## Problem statement
Rewrite the part of the Cowboys–Steelers rivalry passage that opens with the words "In the 1950s, the" and closes with "record in 1969.", switching "Steelers" to "Eagles" throughout.

SHARE
THE GUY ON THE LEFT GETTING HIS STOGEY LIT BY A TOBACCO-CHOMPING TERRY BRADSHAW THOUGHT TEXANS WERE TOO REDNECK FOR THE NFL.

The Cowboys face longtime rival Pittsburgh Steelers this afternoon at the vaunted … Heinz Field. And by vaunted, I mean, “wha?” (The legendary Three Rivers Stadium has apparently been torn down and replaced by Ketchup Stadium. Who knew?)

The bad blood with the Steelers dates back to the earliest days of the Cowboys history.

In the 1950s, the NFL considered putting a team in Dallas, but Steelers owner Art Rooney (pictured above) said hell to the no. Texas redneck crackers are too racist to support a football team with black athletes, he told fellow owners.

TTF_FWWeekly_display_ad_March_300x250

A decade would pass before Texas rich guy Lamar Hunt introduced the Cowboys to Dallas in 1960. And wouldn’t you know it – the team’s first game was against Rooney’s Steelers. The Cowboys lost 35-28 and went winless that inaugural season.

But the next year, the Cowboys faced the Steelers in the season opener and prevailed 27-24. The Cowboys would go on to wonderful things in the 1960s, including playing in two championship games. The Steelers went on a decade-long slide that culminated with a 1-13 record in 1969.

## Excerpted data
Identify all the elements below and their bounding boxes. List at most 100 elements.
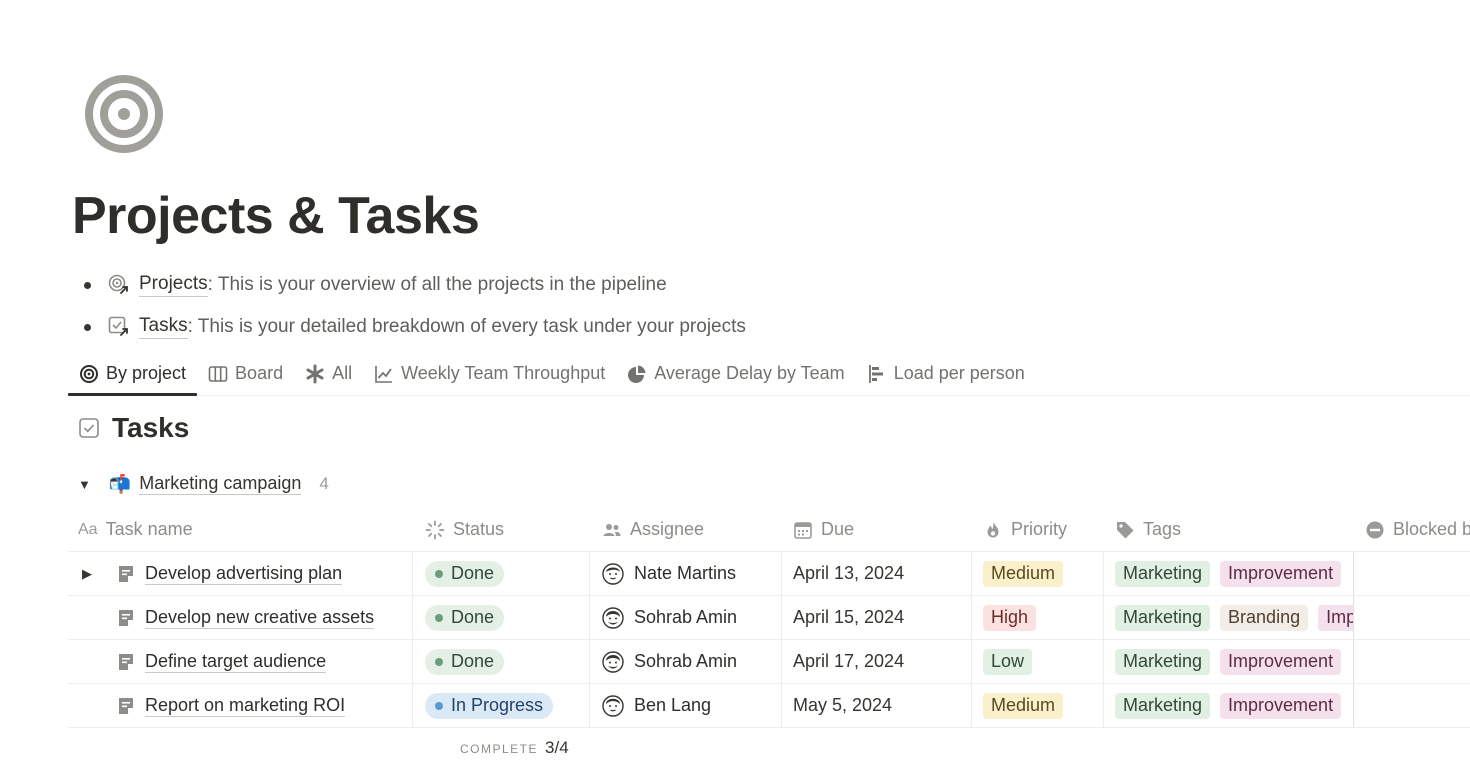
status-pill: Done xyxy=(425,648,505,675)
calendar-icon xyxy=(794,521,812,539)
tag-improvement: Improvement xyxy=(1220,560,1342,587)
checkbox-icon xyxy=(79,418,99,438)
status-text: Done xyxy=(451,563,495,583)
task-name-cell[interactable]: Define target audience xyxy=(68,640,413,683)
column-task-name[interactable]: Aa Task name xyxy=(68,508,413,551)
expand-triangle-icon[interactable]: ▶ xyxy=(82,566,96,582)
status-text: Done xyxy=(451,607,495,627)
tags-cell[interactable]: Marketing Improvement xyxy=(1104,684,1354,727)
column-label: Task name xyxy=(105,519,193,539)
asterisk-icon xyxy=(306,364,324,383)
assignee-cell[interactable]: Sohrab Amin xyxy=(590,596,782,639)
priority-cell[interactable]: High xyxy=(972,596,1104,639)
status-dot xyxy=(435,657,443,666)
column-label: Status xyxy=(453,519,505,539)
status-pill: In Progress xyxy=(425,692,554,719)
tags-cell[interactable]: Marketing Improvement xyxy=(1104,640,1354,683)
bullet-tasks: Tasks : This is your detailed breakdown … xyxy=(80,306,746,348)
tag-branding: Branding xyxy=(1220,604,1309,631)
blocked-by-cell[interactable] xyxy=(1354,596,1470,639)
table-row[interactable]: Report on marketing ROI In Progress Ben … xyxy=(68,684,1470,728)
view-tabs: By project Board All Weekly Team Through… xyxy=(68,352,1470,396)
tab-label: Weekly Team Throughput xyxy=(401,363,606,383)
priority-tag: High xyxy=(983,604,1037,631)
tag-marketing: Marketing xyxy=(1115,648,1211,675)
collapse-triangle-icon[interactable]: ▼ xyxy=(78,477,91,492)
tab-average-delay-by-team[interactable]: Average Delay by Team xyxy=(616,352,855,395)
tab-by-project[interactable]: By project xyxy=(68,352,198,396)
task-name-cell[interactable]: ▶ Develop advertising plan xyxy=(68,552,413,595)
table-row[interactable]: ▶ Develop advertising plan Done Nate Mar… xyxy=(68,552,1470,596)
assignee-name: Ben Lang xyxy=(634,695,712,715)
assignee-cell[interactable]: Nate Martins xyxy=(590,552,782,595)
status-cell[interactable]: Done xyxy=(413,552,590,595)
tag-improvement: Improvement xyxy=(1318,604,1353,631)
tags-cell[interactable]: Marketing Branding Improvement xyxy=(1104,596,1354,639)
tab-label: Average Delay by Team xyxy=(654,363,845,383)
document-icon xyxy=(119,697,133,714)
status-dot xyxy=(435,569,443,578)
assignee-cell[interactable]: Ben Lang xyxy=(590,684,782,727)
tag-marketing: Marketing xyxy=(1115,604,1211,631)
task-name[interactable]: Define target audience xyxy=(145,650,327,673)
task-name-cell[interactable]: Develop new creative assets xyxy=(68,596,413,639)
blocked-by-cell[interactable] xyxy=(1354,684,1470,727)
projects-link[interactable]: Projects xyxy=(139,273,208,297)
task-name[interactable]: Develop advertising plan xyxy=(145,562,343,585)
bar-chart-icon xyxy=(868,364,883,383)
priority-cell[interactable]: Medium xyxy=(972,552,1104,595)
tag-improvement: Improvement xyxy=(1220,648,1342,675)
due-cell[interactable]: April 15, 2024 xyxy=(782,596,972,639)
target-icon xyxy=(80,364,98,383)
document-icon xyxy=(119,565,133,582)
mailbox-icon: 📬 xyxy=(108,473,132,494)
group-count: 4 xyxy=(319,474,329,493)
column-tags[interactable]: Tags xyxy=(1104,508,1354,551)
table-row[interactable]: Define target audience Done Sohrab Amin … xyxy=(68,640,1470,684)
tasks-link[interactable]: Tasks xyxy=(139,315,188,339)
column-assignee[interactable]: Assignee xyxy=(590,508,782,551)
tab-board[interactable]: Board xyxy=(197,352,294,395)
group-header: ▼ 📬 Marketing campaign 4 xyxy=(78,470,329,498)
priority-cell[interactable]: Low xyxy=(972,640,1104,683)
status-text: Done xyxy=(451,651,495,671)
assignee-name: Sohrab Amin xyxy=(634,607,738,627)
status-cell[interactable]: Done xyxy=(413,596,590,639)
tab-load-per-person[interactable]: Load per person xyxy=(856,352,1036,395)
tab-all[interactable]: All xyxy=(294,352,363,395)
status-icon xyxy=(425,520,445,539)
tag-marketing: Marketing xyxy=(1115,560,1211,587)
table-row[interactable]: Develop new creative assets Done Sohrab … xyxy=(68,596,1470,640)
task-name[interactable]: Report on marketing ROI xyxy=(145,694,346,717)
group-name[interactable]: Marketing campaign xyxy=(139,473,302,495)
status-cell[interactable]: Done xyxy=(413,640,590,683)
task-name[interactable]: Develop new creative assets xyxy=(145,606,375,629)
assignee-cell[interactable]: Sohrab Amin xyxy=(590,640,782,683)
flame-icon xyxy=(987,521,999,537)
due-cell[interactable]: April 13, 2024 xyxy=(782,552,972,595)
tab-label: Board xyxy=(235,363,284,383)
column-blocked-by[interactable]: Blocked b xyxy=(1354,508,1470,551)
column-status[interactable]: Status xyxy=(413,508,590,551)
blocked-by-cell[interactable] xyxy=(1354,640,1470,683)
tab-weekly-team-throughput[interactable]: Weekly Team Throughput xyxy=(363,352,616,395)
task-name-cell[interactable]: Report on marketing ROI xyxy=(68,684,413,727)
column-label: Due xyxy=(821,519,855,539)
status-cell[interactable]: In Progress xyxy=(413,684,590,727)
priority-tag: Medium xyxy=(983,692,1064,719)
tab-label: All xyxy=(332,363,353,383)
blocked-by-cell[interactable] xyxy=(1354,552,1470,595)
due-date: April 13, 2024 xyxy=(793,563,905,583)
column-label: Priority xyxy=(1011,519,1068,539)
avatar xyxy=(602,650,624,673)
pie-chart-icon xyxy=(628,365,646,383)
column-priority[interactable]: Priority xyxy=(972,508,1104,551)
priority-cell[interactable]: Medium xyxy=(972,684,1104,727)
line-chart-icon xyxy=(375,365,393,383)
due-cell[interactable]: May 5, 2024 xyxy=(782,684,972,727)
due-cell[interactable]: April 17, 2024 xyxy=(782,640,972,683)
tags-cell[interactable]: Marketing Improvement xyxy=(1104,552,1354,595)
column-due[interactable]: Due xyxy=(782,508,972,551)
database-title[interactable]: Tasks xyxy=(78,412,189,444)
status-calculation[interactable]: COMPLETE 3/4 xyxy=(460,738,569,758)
---
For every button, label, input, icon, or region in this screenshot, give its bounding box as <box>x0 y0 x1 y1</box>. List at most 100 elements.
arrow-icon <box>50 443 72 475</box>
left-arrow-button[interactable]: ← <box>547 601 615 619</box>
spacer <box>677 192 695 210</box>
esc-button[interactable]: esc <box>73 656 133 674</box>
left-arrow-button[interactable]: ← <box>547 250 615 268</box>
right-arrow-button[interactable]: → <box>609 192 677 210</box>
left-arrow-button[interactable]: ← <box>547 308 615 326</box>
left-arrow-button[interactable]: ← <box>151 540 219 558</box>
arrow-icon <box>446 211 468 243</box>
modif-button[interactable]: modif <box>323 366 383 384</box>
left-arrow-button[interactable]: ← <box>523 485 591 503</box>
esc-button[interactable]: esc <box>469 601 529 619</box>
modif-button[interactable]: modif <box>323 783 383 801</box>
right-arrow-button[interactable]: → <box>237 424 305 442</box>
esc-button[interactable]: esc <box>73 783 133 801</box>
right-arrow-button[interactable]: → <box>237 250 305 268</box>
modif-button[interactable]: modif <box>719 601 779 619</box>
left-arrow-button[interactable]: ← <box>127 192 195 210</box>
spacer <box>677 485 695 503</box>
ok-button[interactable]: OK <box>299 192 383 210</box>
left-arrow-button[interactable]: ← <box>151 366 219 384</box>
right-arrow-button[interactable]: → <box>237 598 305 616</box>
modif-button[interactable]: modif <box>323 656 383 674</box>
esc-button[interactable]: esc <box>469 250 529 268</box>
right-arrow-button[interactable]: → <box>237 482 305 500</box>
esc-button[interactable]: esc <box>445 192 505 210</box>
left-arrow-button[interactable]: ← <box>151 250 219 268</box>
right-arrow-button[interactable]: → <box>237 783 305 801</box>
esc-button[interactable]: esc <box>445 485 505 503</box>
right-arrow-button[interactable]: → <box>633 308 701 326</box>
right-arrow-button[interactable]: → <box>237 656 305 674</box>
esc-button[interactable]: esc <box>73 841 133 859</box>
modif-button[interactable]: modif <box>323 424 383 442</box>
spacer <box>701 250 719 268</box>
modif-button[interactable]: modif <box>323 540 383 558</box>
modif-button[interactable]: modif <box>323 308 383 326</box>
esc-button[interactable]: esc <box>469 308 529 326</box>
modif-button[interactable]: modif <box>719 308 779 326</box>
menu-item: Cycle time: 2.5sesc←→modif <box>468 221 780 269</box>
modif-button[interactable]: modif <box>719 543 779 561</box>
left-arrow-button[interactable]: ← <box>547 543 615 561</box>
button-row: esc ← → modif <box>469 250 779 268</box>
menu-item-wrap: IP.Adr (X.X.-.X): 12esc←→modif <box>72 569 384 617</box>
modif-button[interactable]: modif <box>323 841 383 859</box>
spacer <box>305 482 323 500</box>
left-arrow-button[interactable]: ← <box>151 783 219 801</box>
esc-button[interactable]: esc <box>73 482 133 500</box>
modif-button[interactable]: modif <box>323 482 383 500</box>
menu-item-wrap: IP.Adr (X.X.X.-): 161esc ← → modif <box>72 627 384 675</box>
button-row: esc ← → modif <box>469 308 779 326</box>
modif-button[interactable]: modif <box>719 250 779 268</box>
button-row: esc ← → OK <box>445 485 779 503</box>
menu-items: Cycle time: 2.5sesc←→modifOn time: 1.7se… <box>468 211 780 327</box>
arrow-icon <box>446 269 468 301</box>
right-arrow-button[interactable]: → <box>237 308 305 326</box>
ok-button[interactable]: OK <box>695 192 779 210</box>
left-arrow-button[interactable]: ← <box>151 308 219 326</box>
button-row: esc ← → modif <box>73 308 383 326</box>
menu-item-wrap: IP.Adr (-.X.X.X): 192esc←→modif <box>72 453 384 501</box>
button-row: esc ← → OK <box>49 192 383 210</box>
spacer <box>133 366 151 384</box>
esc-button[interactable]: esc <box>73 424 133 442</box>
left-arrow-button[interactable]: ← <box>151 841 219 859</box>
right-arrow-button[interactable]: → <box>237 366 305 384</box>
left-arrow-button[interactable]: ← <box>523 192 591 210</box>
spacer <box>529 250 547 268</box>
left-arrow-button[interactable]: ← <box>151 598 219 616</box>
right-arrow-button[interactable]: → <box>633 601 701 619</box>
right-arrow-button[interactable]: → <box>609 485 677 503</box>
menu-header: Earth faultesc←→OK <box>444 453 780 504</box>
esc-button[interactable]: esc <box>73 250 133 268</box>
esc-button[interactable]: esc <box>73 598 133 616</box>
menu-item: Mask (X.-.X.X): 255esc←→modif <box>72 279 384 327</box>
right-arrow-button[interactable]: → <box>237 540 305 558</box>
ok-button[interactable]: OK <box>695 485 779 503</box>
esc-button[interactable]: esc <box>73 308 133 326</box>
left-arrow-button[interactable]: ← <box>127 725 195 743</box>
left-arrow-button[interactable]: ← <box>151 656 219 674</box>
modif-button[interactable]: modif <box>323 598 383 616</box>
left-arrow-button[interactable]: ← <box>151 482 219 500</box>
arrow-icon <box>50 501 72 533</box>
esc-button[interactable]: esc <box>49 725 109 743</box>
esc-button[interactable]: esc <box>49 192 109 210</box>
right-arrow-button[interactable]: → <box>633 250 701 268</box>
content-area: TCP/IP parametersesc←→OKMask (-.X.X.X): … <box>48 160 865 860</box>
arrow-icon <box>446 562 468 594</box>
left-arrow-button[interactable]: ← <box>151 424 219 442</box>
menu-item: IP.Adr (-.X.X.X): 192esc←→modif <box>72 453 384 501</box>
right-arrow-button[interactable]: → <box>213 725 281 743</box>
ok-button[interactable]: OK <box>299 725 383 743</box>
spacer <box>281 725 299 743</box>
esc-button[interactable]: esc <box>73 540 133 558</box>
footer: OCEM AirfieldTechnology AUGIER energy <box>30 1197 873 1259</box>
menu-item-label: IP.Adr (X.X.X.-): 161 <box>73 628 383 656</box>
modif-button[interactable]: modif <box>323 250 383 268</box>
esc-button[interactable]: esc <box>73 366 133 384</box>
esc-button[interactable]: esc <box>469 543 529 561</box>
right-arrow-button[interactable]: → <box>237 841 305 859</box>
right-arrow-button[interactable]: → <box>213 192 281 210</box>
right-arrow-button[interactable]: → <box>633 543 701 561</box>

## The result
In the 1950s, the NFL considered putting a team in Dallas, but Eagles owner Art Rooney (pictured above) said hell to the no. Texas redneck crackers are too racist to support a football team with black athletes, he told fellow owners.

TTF_FWWeekly_display_ad_March_300x250

A decade would pass before Texas rich guy Lamar Hunt introduced the Cowboys to Dallas in 1960. And wouldn’t you know it – the team’s first game was against Rooney’s Eagles. The Cowboys lost 35-28 and went winless that inaugural season.

But the next year, the Cowboys faced the Eagles in the season opener and prevailed 27-24. The Cowboys would go on to wonderful things in the 1960s, including playing in two championship games. The Eagles went on a decade-long slide that culminated with a 1-13 record in 1969.